[GIVEN ENTRIES]
┌────────
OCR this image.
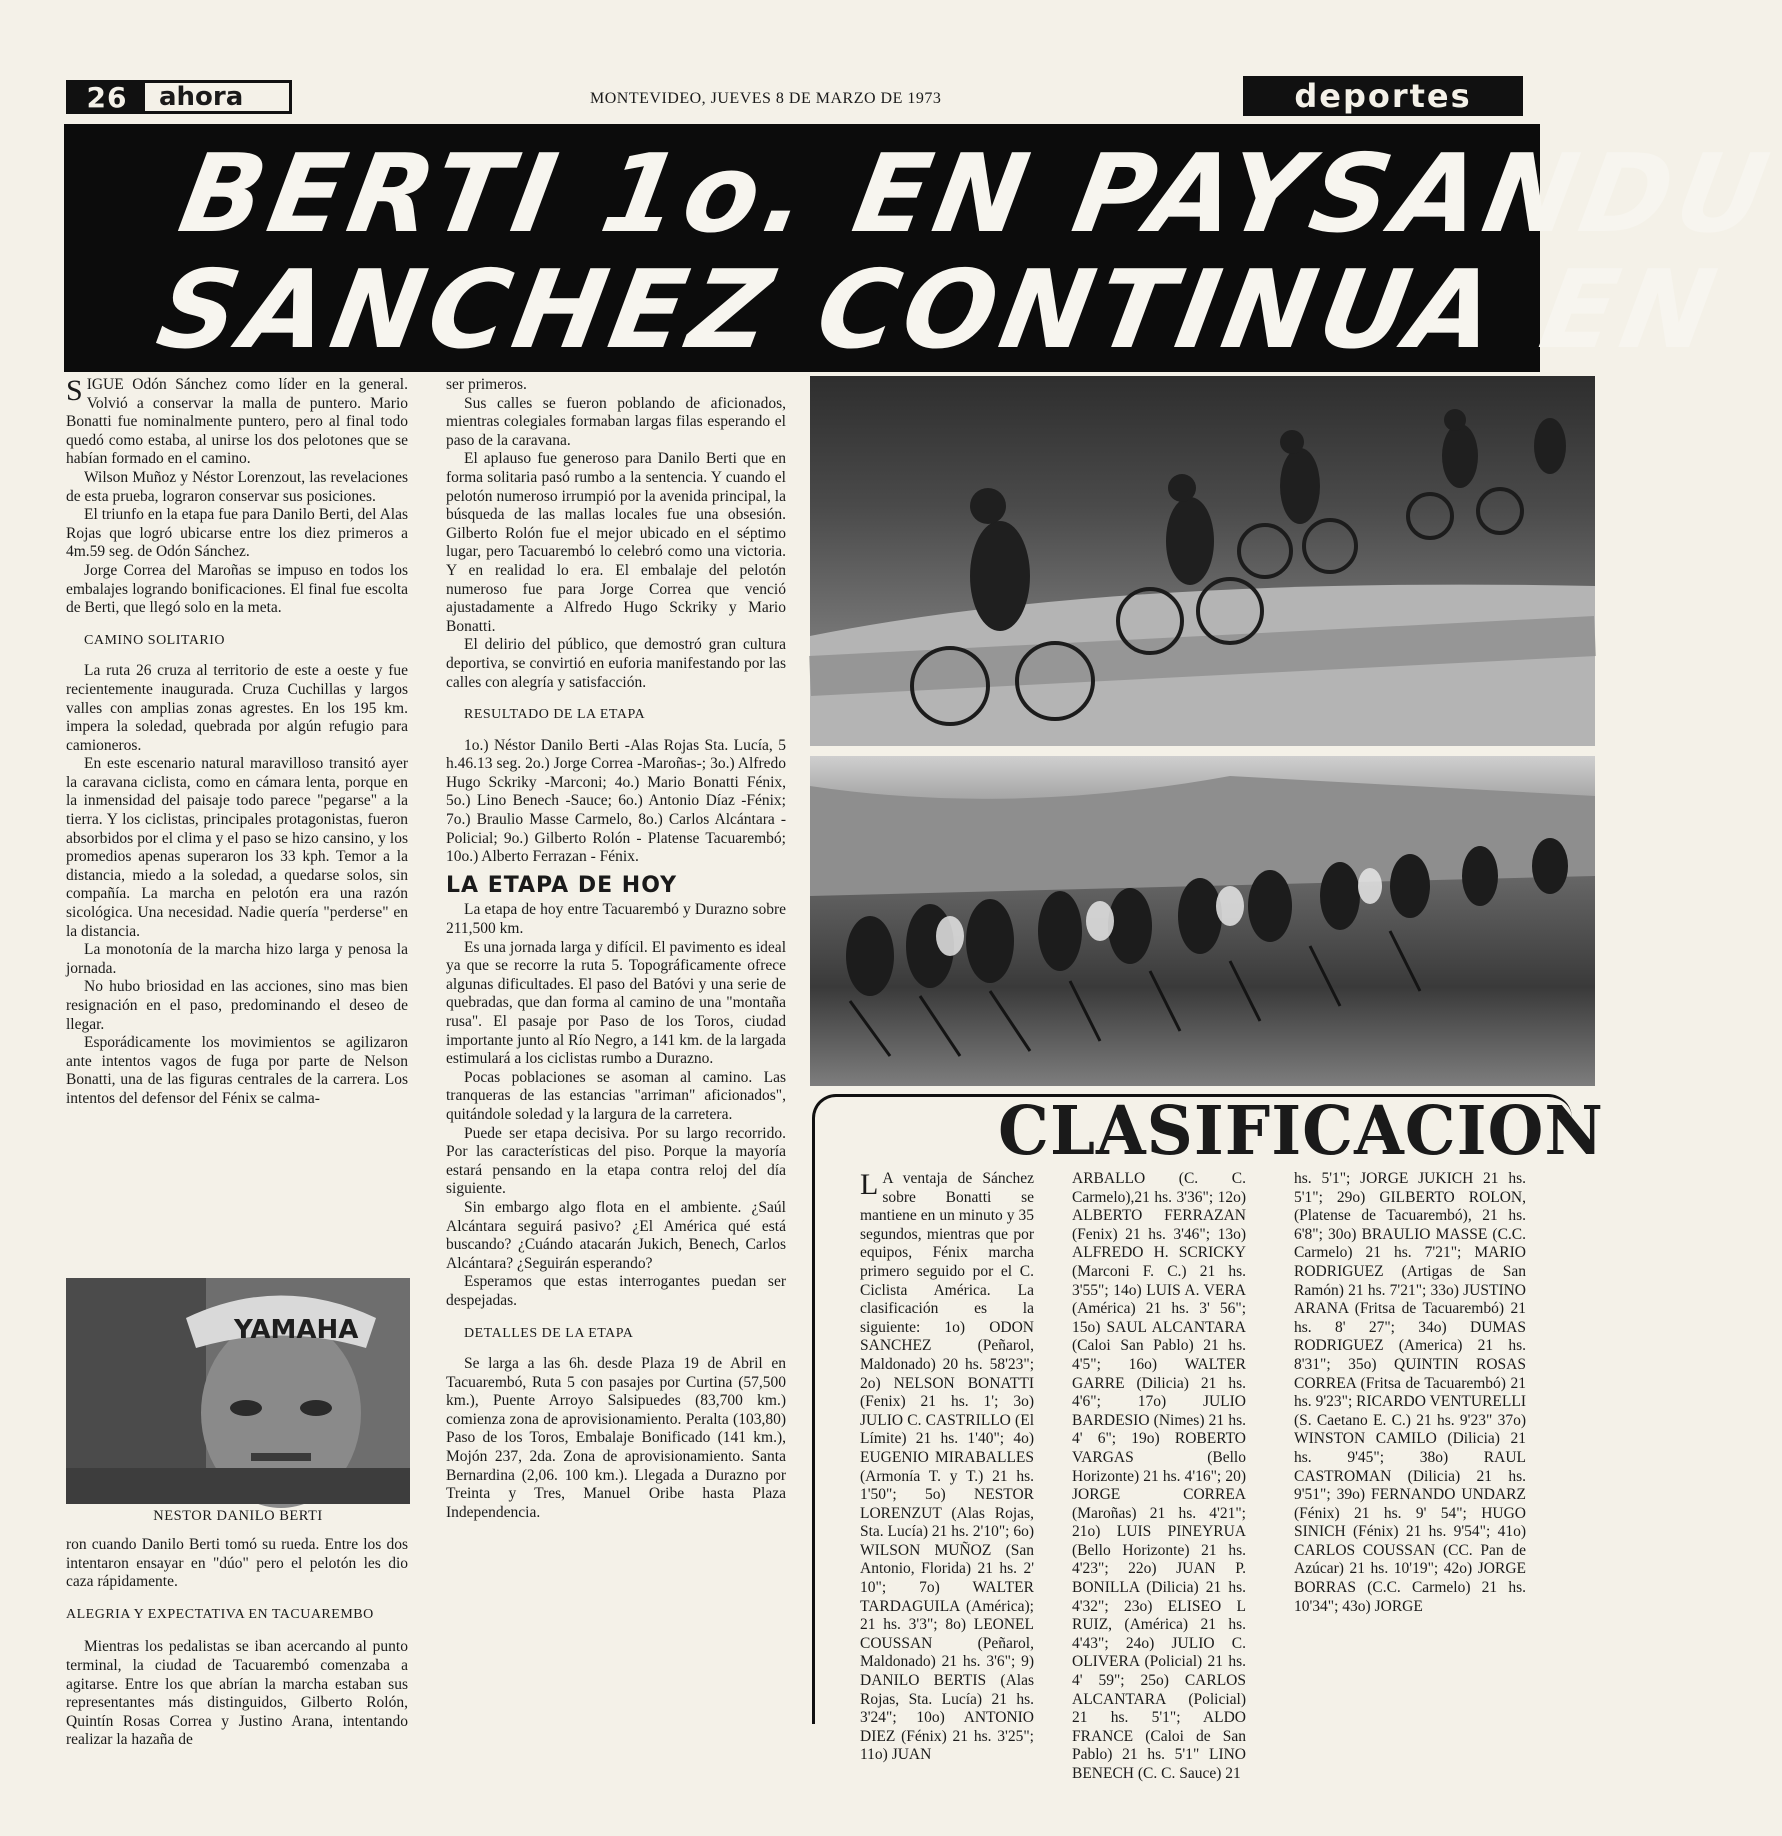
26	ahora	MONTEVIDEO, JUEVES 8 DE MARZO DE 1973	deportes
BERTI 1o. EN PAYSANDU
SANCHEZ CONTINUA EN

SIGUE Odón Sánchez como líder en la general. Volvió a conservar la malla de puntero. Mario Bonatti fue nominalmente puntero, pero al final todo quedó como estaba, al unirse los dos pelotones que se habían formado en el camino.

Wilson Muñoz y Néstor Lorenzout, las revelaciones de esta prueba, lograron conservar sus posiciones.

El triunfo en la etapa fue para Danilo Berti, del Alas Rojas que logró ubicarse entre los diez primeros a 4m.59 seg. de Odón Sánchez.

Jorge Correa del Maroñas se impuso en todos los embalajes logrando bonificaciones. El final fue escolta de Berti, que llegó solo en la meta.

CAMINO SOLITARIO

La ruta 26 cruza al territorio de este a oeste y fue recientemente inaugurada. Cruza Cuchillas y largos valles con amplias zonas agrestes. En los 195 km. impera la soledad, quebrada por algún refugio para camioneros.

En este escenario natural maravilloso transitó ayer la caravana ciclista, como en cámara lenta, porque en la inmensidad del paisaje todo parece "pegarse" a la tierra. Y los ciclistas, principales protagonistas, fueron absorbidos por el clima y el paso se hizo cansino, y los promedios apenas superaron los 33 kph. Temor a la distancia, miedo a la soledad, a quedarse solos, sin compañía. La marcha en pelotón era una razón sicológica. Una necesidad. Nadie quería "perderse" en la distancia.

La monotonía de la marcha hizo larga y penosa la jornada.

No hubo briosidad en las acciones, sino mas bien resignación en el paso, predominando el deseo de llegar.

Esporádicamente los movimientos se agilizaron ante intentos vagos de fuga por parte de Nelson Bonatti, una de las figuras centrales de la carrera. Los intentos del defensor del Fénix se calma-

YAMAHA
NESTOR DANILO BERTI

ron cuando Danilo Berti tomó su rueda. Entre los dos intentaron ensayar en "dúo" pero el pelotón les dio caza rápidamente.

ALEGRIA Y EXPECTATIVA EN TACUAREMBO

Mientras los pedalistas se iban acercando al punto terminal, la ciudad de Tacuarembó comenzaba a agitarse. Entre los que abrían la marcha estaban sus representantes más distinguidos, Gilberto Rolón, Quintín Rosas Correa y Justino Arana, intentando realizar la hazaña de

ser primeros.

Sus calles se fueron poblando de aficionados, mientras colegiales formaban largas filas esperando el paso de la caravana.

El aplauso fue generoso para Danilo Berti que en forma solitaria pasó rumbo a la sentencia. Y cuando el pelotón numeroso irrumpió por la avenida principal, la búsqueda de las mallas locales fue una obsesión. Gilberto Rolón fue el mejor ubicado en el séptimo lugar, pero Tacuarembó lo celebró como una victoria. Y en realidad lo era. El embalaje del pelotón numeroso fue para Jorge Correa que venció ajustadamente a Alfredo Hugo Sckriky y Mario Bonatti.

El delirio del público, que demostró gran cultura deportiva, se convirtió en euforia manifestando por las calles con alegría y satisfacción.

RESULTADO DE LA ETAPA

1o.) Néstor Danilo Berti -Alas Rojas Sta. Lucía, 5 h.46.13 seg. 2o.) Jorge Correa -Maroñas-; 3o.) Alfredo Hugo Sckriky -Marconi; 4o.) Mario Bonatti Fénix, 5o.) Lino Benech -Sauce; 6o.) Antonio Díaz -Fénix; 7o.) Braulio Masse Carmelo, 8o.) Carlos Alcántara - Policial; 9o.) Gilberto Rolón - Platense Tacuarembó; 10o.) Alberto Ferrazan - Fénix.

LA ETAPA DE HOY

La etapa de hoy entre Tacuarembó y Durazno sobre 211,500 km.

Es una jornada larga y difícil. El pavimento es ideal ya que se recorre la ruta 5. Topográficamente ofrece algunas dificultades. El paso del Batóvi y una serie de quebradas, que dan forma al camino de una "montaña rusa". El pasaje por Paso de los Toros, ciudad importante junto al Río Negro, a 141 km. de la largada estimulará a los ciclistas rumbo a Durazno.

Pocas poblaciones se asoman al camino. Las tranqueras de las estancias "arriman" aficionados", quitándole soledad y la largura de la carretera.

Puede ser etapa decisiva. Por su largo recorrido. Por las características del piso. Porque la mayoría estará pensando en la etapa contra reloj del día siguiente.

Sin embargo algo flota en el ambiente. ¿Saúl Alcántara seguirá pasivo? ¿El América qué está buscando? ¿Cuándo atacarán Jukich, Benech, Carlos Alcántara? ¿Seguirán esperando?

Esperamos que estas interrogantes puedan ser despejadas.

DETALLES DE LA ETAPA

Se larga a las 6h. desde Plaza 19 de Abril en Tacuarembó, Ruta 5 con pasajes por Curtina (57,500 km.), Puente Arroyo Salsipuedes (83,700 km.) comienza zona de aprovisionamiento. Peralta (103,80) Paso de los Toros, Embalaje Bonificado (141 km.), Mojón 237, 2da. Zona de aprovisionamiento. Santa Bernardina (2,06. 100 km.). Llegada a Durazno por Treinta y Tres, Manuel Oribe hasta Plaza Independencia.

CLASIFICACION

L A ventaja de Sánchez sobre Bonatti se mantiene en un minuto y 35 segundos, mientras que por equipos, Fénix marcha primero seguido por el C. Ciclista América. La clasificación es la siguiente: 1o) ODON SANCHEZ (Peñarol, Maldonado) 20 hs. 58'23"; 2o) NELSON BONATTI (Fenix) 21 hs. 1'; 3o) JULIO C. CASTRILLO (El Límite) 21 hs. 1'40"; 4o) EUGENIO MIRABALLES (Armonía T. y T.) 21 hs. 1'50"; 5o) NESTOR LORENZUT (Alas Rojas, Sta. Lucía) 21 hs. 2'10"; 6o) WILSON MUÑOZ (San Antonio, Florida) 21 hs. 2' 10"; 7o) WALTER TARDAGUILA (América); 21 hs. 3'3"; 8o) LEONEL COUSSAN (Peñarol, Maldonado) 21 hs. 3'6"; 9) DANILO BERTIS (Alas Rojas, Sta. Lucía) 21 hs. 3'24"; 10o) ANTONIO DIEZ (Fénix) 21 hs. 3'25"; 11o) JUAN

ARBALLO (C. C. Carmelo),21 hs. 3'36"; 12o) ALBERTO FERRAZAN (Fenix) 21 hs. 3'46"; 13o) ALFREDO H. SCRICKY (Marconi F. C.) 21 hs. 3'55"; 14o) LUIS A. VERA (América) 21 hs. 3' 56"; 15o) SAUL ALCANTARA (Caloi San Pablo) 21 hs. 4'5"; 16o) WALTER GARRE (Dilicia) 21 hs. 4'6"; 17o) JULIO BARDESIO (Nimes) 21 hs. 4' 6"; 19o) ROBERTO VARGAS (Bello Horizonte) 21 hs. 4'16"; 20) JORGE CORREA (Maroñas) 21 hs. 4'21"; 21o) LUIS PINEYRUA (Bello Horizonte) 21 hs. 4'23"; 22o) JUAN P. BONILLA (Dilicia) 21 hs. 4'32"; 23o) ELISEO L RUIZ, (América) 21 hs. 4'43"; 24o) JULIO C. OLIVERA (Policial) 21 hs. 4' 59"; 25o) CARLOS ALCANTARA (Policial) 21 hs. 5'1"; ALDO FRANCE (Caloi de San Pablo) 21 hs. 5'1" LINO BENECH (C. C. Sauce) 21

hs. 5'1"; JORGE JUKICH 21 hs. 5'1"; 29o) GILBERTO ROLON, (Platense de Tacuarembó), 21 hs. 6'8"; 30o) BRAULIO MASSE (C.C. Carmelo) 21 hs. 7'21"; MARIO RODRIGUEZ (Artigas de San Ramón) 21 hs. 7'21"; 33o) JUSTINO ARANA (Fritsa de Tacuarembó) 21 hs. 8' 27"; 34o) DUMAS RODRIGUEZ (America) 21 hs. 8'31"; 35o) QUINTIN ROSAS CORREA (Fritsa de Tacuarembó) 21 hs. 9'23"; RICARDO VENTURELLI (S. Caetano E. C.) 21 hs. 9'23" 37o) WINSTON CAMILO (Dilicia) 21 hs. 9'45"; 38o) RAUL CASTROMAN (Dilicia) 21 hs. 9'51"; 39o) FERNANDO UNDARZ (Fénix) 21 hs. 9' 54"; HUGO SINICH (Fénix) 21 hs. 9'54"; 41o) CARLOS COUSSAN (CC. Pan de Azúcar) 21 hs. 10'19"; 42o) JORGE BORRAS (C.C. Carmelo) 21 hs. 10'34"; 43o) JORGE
└────────
┌────────
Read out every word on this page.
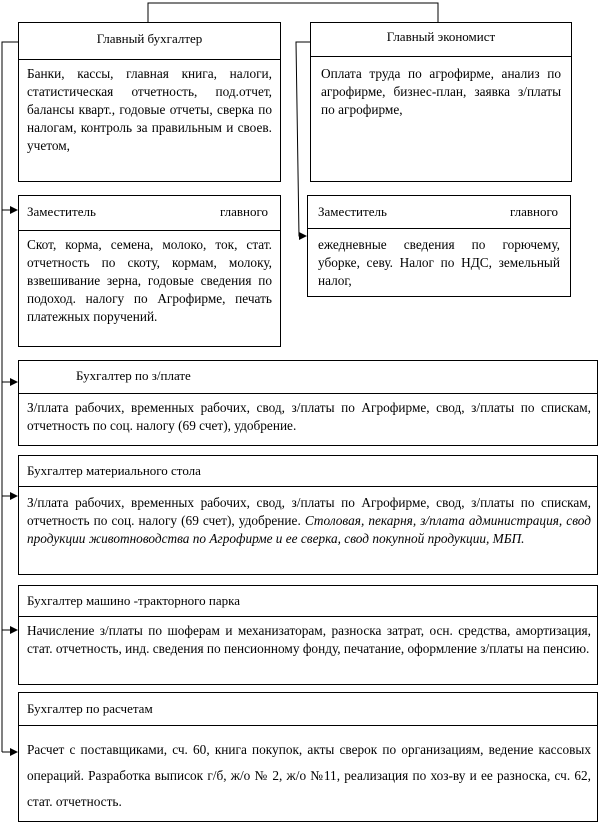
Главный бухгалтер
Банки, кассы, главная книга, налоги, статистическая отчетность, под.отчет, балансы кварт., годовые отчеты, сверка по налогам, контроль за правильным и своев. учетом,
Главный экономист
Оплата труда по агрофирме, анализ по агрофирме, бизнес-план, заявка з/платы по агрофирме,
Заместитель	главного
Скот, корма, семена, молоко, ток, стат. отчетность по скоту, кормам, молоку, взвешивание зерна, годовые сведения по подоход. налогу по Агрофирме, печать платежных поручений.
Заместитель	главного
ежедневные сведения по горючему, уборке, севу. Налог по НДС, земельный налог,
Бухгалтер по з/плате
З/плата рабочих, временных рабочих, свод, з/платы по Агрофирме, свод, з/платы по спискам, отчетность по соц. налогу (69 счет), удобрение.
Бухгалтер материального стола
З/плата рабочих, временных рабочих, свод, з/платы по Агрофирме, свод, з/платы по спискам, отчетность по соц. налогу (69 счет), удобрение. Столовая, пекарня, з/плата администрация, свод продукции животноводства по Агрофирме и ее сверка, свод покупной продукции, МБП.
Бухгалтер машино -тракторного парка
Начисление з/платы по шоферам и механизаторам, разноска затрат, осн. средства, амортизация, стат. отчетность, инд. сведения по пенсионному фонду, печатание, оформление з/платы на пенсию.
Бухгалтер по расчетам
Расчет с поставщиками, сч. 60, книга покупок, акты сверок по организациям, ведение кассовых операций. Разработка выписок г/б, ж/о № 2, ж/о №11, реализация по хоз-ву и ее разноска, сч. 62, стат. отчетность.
└────────
[WHAT IS NEEDED]
Of the lines in the data, how many hold the string "final"? State the number, nothing else.

[RESPONSE TO THIS EXERCISE]
2